### [PROBLEM DETAILS]
Write out every entry precisely as given, leaving the pictures out.

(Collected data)
────────────────
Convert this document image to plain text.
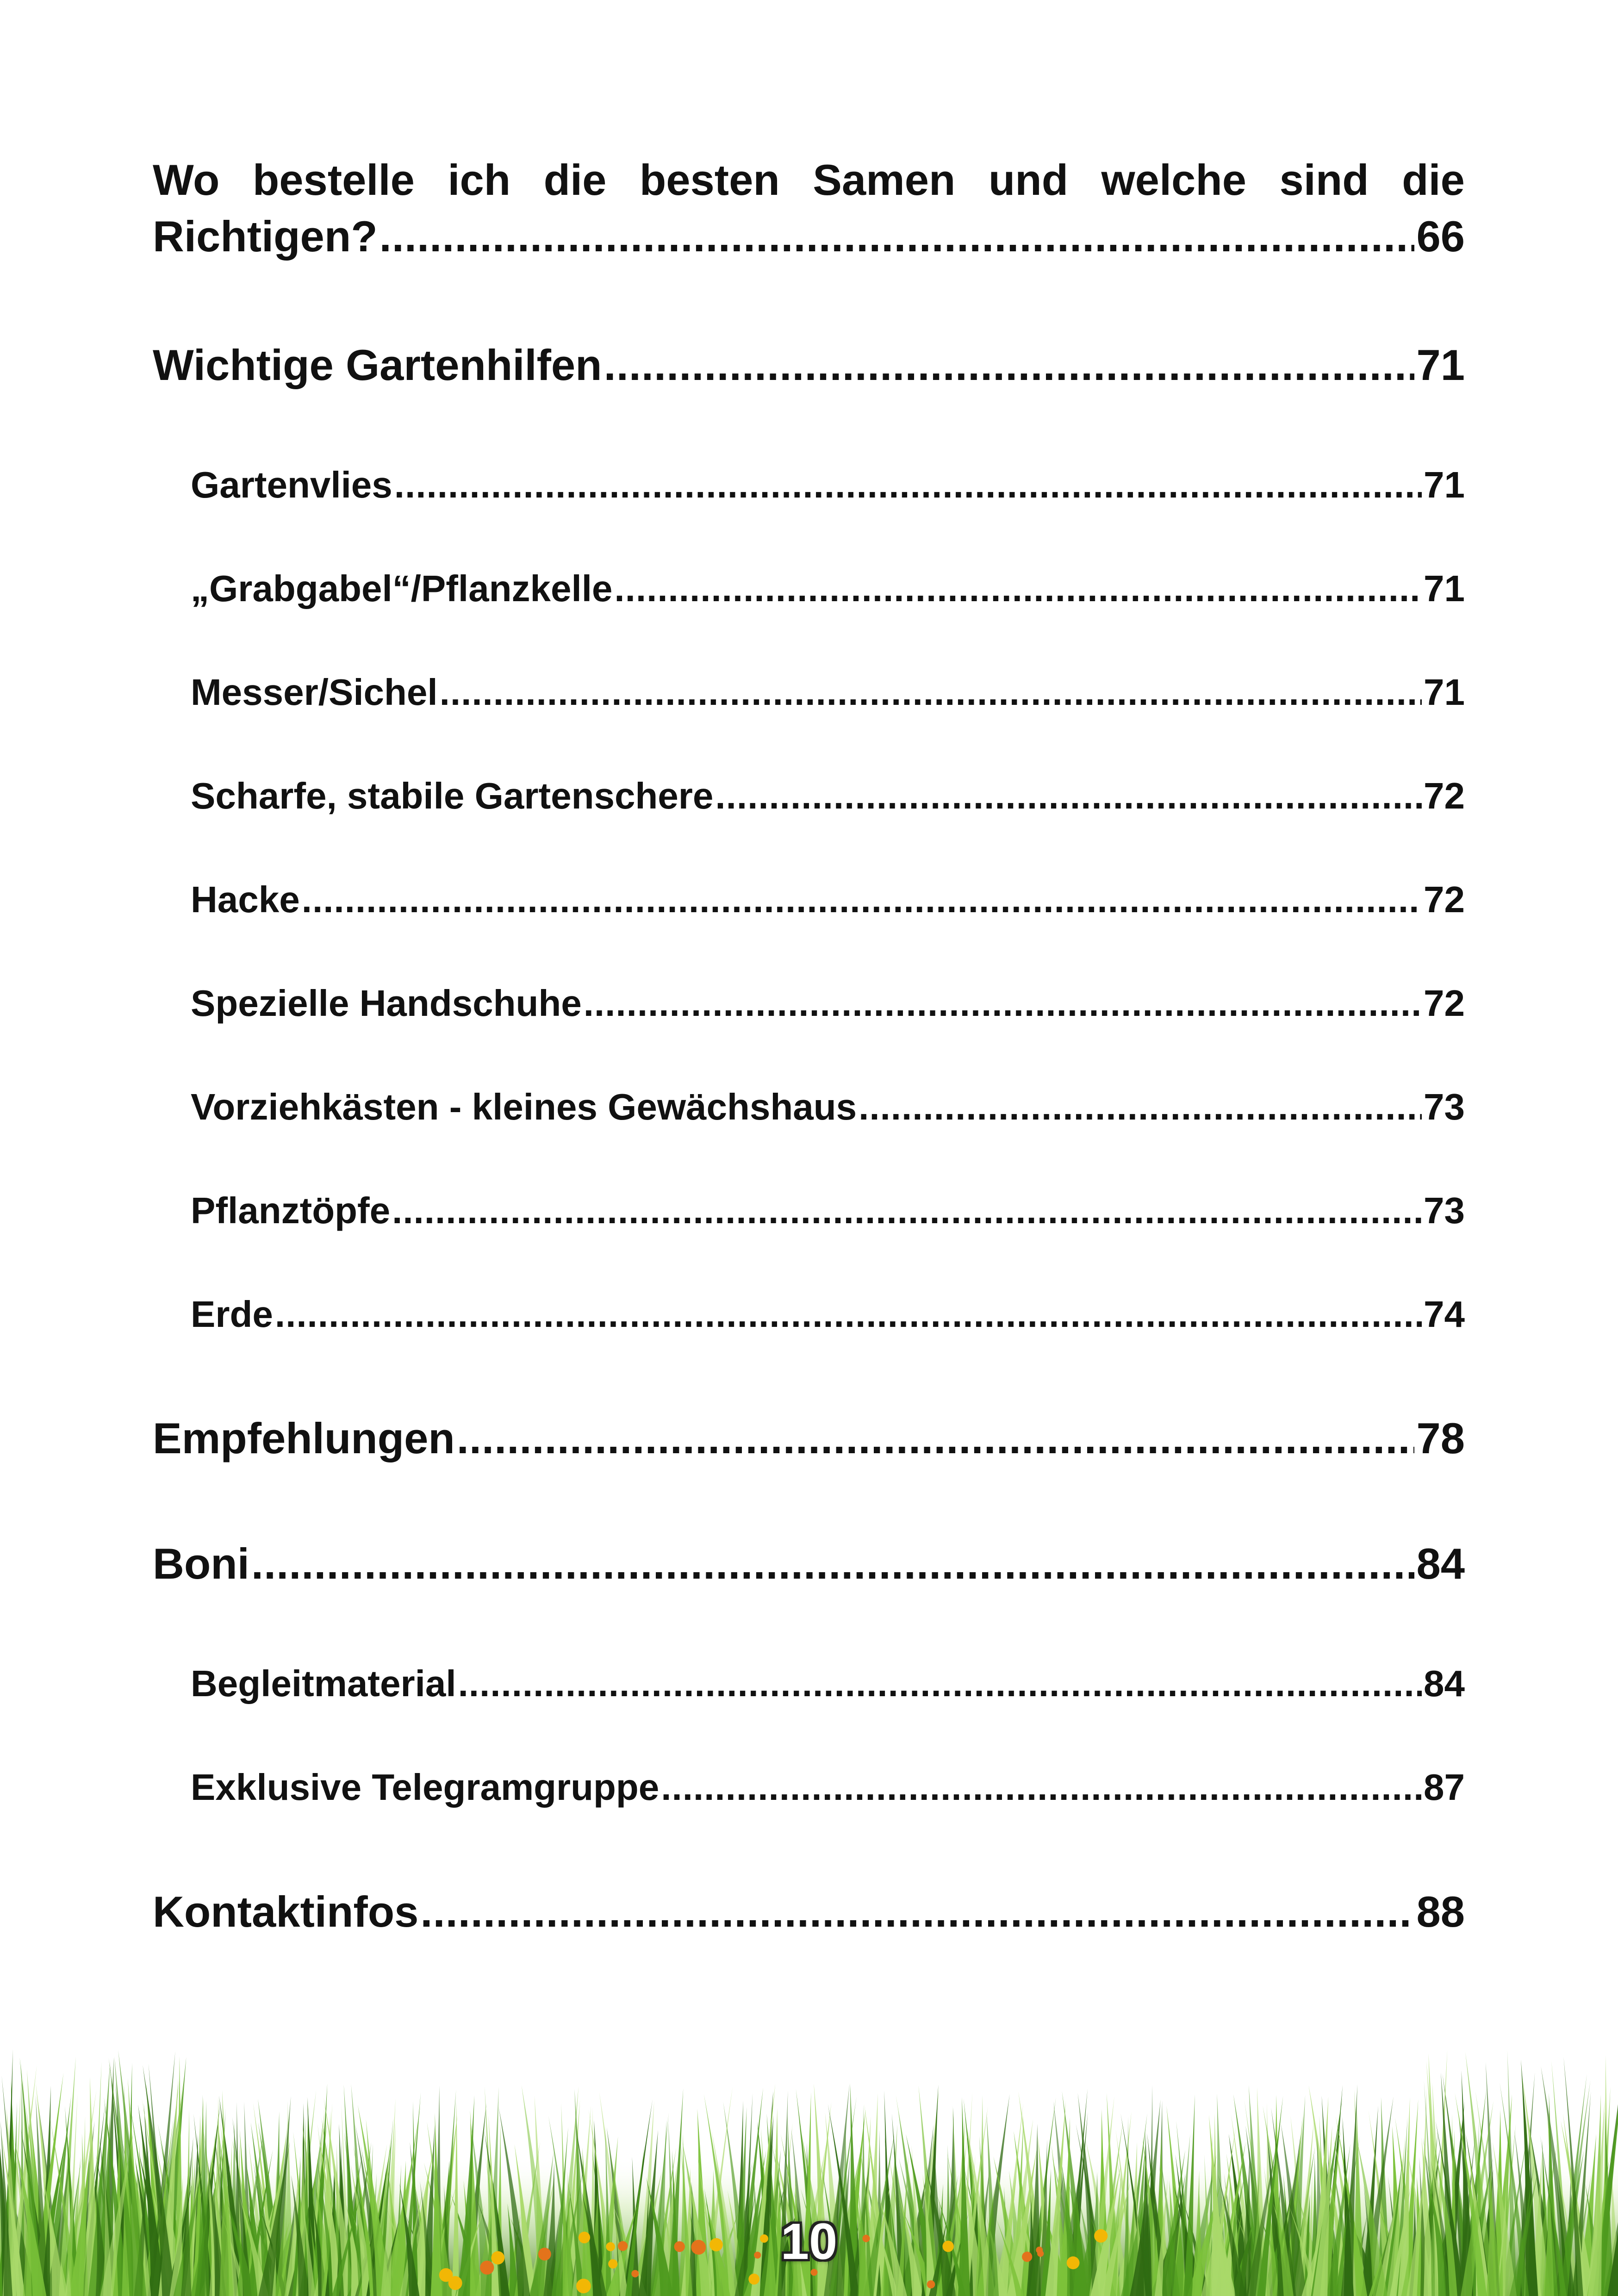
Wo bestelle ich die besten Samen und welche sind die
Richtigen? .....	66
Wichtige Gartenhilfen .....	71
Gartenvlies .....	71
„Grabgabel“/Pflanzkelle .....	71
Messer/Sichel .....	71
Scharfe, stabile Gartenschere .....	72
Hacke .....	72
Spezielle Handschuhe .....	72
Vorziehkästen - kleines Gewächshaus .....	73
Pflanztöpfe .....	73
Erde .....	74
Empfehlungen .....	78
Boni .....	84
Begleitmaterial .....	84
Exklusive Telegramgruppe .....	87
Kontaktinfos .....	88
10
────────────────
### [WRITTEN ANSWER]
Convert this document image to plain text.
Wo bestelle ich die besten Samen und welche sind die
Richtigen? .....	66
Wichtige Gartenhilfen .....	71
Gartenvlies .....	71
„Grabgabel“/Pflanzkelle .....	71
Messer/Sichel .....	71
Scharfe, stabile Gartenschere .....	72
Hacke .....	72
Spezielle Handschuhe .....	72
Vorziehkästen - kleines Gewächshaus .....	73
Pflanztöpfe .....	73
Erde .....	74
Empfehlungen .....	78
Boni .....	84
Begleitmaterial .....	84
Exklusive Telegramgruppe .....	87
Kontaktinfos .....	88
10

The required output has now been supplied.